▶ [Work item] Report every line in the listing that contains the string "Output".

======

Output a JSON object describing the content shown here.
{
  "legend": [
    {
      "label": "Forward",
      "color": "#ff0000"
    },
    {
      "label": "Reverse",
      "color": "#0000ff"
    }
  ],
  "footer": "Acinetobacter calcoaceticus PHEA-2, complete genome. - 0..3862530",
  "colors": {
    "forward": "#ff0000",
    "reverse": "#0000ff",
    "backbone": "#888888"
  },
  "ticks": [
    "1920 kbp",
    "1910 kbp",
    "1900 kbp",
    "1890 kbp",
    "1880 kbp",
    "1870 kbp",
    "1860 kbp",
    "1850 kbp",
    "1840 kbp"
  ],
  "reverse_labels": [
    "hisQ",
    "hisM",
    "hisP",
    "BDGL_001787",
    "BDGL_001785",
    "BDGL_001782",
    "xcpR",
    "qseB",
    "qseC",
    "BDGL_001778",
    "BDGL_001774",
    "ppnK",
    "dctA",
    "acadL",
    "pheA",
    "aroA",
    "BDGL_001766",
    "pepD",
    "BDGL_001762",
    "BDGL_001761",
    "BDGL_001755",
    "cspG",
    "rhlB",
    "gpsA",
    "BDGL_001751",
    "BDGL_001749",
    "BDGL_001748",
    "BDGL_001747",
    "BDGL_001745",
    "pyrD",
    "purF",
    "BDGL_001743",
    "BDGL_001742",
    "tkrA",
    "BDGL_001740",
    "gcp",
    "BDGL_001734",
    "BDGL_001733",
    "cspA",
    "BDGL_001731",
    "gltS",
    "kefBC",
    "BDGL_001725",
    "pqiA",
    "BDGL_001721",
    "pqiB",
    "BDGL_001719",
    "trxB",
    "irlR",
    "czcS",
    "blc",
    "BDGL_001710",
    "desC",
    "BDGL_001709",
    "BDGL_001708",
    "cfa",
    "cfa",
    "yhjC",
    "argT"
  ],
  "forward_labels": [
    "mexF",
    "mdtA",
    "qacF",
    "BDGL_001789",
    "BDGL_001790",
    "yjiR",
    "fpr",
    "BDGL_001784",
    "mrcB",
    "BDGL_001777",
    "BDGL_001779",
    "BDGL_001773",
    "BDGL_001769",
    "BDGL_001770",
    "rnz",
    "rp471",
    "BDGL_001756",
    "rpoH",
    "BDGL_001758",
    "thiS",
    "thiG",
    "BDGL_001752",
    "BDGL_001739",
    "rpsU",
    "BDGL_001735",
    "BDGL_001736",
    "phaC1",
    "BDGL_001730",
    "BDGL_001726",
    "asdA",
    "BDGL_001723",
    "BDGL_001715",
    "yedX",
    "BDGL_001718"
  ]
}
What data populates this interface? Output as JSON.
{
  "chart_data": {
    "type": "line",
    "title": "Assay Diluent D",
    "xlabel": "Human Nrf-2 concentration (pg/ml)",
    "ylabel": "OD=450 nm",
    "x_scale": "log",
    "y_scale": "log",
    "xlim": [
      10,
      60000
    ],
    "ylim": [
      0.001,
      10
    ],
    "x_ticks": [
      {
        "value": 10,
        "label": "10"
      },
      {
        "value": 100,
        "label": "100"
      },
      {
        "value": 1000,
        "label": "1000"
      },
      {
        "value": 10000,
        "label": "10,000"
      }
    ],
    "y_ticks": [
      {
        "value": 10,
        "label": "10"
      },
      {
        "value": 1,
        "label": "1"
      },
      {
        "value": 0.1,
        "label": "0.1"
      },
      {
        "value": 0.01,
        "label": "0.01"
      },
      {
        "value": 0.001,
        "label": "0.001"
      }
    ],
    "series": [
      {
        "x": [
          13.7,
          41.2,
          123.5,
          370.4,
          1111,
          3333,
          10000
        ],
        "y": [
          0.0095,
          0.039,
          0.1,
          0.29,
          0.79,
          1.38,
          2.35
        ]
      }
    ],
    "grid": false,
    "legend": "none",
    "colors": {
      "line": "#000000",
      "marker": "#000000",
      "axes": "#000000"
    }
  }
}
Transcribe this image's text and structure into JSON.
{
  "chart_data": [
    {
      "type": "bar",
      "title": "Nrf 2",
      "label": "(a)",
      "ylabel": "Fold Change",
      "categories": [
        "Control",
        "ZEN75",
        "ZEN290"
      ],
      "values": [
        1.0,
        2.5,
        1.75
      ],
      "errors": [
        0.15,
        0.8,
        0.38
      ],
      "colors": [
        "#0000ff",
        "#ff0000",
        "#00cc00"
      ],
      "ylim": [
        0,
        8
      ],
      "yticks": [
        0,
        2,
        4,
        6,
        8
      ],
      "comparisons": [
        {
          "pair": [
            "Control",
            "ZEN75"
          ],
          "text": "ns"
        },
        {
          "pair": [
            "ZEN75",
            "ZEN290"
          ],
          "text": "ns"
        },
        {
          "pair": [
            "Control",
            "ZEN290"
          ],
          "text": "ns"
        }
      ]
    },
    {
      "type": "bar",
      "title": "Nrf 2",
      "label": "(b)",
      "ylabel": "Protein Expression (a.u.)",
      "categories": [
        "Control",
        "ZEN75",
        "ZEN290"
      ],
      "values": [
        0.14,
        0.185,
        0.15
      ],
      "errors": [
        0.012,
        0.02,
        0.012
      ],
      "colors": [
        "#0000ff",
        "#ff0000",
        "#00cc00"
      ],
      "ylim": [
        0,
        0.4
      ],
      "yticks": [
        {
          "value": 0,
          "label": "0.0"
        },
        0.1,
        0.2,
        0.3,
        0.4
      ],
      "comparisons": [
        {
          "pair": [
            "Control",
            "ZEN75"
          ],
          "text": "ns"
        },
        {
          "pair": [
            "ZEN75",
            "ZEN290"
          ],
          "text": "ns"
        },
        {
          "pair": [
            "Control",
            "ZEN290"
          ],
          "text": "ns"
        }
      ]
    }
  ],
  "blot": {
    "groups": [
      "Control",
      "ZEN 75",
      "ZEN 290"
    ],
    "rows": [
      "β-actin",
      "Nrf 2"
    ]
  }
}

======

▶ [Written reply]
Output a JSON object describing the content shown here.
What data populates this interface? Output as JSON.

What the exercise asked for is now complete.